Records to process:
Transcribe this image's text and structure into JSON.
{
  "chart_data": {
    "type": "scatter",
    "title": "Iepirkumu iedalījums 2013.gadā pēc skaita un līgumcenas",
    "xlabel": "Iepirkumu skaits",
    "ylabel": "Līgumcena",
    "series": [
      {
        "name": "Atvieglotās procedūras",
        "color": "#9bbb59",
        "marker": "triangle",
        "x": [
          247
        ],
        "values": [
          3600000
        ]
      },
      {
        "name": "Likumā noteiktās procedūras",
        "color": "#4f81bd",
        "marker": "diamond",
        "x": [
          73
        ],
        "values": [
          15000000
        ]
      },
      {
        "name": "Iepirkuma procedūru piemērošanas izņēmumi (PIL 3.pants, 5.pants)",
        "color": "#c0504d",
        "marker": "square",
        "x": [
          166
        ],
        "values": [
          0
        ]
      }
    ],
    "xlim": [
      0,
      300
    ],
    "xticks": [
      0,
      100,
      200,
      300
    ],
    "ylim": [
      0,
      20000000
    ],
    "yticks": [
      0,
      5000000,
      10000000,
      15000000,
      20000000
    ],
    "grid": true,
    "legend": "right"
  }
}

What is required:
Every line holding "procedūras" should be copied out.

Exercise response:
        "name": "Atvieglotās procedūras",
        "name": "Likumā noteiktās procedūras",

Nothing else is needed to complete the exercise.